■ **Stated exercise**: Every line that includes the word "ylabel" is to be listed.
** BEGIN **
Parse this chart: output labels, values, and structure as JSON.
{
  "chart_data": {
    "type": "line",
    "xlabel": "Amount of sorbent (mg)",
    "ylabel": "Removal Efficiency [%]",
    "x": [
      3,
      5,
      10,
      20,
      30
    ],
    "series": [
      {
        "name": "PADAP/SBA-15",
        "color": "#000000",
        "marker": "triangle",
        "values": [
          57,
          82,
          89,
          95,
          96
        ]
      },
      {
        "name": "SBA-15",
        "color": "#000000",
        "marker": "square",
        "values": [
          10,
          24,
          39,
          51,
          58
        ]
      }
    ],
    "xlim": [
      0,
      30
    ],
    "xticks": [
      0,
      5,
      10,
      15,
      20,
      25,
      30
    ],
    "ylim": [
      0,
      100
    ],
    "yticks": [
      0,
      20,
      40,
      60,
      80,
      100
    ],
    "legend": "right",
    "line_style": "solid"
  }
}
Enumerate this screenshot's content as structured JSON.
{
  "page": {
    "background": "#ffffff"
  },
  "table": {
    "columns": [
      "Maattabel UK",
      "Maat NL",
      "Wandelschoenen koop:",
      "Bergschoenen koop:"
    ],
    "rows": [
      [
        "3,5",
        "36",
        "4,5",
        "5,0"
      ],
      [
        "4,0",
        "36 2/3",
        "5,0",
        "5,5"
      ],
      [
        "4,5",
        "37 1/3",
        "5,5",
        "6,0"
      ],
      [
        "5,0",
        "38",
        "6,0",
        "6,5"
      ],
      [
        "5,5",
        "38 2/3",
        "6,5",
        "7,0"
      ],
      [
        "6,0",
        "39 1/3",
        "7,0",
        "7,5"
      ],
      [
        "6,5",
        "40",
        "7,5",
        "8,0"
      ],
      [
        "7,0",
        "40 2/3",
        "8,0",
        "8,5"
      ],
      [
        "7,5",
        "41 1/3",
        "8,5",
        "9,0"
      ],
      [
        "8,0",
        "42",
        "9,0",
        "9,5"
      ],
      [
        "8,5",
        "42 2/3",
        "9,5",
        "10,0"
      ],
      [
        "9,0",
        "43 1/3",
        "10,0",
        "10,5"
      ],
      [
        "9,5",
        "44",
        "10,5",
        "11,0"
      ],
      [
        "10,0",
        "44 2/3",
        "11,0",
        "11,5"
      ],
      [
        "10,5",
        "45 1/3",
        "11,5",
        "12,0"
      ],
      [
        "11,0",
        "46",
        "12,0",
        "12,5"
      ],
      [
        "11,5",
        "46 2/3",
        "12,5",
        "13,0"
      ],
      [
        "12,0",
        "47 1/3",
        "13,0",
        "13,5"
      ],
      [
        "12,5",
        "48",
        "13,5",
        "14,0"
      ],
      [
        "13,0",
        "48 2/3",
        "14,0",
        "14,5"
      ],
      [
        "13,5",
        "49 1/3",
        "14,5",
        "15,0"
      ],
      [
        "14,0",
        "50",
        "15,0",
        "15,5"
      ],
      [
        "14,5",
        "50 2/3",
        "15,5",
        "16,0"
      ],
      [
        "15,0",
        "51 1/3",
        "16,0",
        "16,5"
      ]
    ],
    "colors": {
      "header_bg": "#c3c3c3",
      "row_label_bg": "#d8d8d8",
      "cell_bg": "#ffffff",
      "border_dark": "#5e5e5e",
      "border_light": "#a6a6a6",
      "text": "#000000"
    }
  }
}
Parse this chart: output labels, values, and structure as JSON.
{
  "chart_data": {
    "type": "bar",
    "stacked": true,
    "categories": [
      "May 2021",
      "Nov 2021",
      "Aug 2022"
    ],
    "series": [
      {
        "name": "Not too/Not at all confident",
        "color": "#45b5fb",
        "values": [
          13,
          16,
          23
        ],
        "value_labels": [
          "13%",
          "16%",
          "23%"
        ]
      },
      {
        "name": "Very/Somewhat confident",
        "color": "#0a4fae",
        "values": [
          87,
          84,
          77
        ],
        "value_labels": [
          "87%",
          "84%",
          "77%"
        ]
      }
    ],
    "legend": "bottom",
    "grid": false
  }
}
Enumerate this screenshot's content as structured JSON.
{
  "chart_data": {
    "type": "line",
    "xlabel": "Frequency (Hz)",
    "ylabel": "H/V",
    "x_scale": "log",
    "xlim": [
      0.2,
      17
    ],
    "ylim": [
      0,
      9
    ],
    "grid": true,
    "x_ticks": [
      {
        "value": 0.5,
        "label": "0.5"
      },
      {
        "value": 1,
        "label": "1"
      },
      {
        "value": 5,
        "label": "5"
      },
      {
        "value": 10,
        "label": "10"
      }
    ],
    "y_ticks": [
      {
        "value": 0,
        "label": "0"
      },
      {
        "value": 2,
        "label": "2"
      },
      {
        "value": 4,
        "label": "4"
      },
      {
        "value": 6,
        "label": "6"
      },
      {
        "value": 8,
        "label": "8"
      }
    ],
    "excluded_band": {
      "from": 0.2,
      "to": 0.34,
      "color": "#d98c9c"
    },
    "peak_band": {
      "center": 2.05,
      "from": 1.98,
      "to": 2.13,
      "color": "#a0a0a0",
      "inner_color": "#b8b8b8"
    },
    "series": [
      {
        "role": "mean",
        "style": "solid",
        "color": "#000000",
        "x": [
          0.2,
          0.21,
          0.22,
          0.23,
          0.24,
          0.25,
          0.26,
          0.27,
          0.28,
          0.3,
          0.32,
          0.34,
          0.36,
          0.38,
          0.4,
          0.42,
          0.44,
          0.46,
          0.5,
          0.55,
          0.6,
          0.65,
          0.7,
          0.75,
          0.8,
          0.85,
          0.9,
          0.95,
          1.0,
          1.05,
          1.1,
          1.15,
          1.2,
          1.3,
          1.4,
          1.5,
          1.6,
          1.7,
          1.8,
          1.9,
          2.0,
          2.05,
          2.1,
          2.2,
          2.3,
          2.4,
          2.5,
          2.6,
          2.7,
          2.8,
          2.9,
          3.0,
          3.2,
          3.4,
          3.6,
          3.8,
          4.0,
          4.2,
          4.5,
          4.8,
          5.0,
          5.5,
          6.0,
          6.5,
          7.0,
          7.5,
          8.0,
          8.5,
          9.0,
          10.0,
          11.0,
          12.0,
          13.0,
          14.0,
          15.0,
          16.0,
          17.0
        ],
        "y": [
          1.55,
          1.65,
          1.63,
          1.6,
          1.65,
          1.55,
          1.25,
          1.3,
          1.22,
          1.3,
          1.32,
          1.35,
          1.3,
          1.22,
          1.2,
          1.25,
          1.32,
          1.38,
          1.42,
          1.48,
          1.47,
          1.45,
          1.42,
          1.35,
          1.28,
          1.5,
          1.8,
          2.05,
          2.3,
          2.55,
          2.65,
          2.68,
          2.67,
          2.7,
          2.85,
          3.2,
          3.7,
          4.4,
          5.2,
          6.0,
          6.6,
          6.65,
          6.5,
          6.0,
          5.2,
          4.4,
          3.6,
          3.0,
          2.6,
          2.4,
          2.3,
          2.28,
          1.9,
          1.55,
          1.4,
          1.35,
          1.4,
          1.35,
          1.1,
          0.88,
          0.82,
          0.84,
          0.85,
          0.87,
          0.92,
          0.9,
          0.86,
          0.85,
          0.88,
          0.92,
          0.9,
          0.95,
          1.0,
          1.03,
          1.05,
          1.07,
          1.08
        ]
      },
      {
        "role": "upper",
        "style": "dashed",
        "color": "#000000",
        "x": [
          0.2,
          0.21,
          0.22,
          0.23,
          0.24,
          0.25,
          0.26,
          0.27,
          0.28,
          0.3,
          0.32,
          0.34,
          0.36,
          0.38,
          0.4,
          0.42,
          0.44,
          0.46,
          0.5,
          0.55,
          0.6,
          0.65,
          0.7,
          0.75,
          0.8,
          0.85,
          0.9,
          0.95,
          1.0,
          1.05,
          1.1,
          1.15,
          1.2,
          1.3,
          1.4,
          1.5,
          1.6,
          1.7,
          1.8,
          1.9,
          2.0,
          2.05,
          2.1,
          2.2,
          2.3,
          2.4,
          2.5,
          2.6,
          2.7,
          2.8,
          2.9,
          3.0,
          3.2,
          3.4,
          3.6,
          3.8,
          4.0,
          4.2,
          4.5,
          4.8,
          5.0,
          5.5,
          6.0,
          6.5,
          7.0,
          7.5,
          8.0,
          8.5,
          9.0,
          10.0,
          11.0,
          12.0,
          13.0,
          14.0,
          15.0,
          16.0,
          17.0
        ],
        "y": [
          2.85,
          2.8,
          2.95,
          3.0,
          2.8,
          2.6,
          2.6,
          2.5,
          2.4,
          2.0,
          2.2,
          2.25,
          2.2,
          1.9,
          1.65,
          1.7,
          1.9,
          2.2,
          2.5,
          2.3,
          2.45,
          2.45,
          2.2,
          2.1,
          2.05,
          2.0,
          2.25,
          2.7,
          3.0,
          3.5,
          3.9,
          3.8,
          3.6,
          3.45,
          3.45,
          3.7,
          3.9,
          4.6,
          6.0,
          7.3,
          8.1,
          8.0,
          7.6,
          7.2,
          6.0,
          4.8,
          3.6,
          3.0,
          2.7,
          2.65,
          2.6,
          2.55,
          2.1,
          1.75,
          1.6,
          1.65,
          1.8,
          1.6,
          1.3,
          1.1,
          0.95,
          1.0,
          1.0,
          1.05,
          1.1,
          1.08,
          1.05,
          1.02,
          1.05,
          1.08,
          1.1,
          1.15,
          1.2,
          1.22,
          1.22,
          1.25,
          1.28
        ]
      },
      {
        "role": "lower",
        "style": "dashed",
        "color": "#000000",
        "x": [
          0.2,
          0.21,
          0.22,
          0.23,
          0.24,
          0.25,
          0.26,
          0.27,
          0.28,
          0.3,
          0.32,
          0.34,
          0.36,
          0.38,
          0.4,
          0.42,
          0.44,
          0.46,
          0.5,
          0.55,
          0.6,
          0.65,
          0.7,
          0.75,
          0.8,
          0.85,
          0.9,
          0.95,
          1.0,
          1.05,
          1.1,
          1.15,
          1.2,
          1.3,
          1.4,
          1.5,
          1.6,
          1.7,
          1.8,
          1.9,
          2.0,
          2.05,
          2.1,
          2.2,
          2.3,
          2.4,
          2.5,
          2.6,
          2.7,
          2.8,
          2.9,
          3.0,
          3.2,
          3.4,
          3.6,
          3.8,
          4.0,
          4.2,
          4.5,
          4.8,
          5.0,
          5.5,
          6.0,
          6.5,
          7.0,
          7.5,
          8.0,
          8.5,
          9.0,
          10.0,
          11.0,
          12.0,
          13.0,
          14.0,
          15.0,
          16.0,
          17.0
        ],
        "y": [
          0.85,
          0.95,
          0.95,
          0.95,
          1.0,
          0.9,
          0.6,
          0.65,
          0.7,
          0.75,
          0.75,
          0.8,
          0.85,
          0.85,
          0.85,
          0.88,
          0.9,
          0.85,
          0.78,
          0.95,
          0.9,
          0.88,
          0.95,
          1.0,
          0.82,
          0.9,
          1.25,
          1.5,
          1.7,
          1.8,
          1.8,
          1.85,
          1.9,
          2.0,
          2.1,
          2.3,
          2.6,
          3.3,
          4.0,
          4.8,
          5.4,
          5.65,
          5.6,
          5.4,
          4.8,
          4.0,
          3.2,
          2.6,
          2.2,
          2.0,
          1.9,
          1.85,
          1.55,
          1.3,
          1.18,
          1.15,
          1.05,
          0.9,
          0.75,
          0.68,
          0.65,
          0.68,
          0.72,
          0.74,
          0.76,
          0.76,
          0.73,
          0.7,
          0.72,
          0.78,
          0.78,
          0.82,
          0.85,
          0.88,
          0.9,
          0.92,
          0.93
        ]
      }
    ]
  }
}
** END **
■ **Task response**:
    "ylabel": "Removal Efficiency [%]",
    "ylabel": "H/V",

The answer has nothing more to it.